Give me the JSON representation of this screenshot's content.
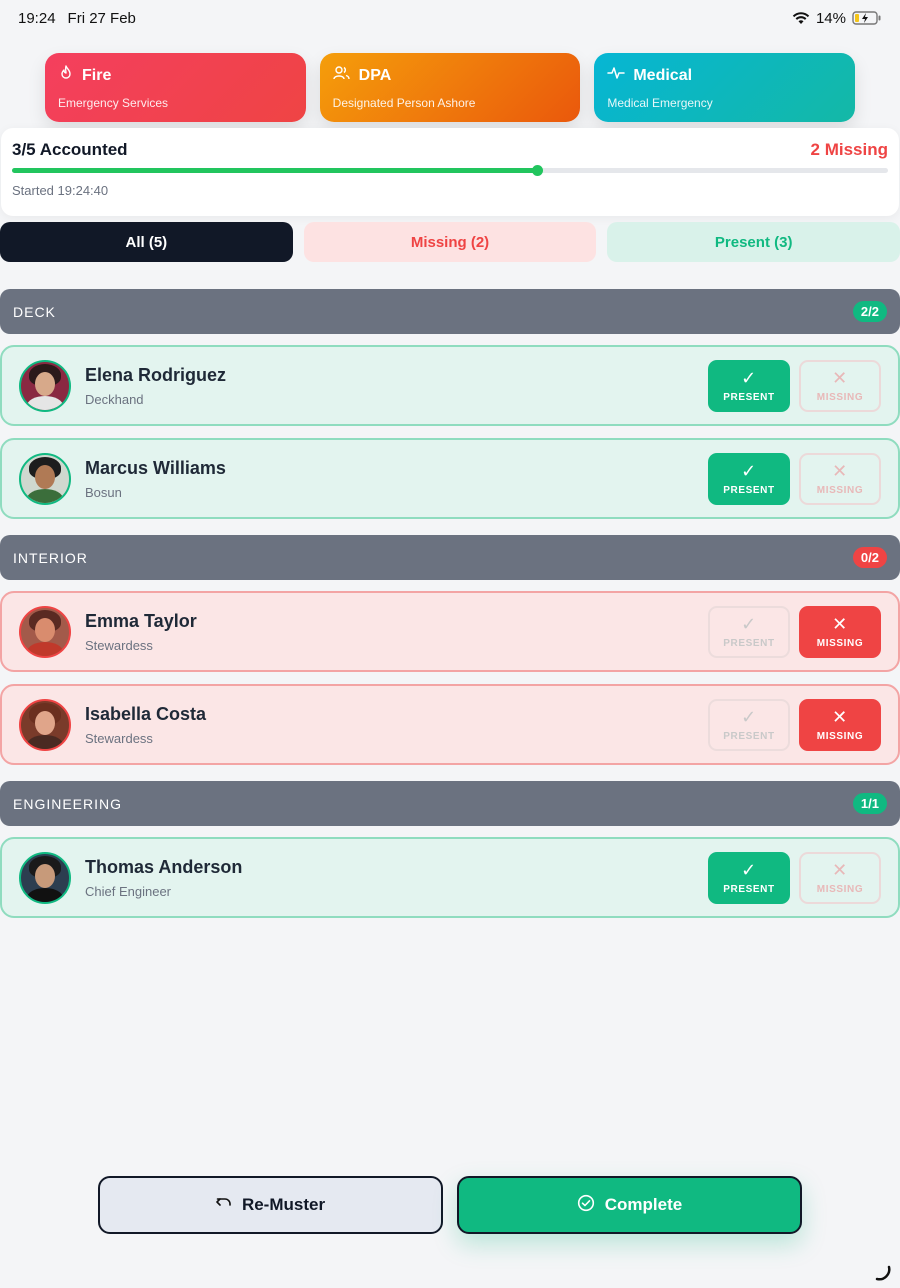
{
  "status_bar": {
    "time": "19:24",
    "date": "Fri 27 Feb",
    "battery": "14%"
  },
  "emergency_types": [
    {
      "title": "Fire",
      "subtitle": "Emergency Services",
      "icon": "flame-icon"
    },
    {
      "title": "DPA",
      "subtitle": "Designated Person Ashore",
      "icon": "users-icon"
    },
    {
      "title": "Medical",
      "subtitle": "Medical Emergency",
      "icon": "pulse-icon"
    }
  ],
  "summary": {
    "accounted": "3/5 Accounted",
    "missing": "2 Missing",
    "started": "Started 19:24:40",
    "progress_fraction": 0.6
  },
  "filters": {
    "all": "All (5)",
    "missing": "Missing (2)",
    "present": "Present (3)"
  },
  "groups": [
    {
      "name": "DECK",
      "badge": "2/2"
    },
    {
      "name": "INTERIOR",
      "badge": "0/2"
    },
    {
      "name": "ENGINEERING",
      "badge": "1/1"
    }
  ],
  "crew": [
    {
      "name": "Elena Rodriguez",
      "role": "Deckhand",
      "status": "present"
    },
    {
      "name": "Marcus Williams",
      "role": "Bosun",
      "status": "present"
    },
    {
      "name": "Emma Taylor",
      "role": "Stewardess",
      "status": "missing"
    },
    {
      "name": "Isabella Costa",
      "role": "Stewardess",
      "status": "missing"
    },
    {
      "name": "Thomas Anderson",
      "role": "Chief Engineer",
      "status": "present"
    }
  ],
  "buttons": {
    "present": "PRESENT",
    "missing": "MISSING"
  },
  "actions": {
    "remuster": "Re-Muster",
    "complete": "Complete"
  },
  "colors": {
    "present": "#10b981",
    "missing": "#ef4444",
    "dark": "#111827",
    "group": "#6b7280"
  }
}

========

Your goal:
Copy whichever lines in the listing above contain the word "icon".

Result of this exercise:
      "icon": "flame-icon"
      "icon": "users-icon"
      "icon": "pulse-icon"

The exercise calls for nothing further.